┌─ DATA
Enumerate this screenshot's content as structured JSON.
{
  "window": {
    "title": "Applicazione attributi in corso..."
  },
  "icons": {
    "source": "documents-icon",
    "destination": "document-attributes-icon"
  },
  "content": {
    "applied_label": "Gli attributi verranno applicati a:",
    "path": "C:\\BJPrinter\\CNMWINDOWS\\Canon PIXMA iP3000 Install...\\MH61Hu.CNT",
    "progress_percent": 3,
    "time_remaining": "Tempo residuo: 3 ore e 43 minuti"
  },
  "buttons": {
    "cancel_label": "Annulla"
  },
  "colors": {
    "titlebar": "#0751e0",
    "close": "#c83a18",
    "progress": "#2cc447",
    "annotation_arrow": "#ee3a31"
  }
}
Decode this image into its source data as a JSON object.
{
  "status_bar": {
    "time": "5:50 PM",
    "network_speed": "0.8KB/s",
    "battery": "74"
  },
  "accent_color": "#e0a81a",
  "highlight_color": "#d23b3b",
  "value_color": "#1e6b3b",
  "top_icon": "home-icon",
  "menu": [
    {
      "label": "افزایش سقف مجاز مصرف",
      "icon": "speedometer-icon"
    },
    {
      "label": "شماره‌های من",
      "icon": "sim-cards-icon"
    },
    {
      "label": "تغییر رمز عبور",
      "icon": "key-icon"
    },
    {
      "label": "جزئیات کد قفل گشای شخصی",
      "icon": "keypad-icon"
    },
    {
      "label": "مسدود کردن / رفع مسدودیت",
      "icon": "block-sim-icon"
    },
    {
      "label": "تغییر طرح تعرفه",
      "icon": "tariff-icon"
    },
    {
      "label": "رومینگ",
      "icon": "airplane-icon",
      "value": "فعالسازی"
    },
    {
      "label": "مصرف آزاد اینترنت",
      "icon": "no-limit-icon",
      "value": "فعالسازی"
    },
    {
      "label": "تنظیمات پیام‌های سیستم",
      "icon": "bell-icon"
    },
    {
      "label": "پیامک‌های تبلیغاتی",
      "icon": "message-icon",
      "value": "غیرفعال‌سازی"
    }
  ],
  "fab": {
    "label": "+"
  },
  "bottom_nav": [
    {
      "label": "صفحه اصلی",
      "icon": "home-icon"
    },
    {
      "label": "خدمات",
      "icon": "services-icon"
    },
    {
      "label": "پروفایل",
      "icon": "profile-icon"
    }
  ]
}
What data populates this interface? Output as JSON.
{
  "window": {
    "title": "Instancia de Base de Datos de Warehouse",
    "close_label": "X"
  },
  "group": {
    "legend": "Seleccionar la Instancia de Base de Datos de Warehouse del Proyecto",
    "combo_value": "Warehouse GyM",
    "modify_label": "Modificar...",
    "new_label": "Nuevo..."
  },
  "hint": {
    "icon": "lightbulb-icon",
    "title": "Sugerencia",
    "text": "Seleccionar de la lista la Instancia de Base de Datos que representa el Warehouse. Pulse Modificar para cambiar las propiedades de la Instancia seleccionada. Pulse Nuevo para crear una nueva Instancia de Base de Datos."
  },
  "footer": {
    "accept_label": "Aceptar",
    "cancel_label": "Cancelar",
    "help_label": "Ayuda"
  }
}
└─
* [EXERCISE] How many of the lines above contain the string "تغییر"? Give the number only.

* [FINAL ANSWER] 2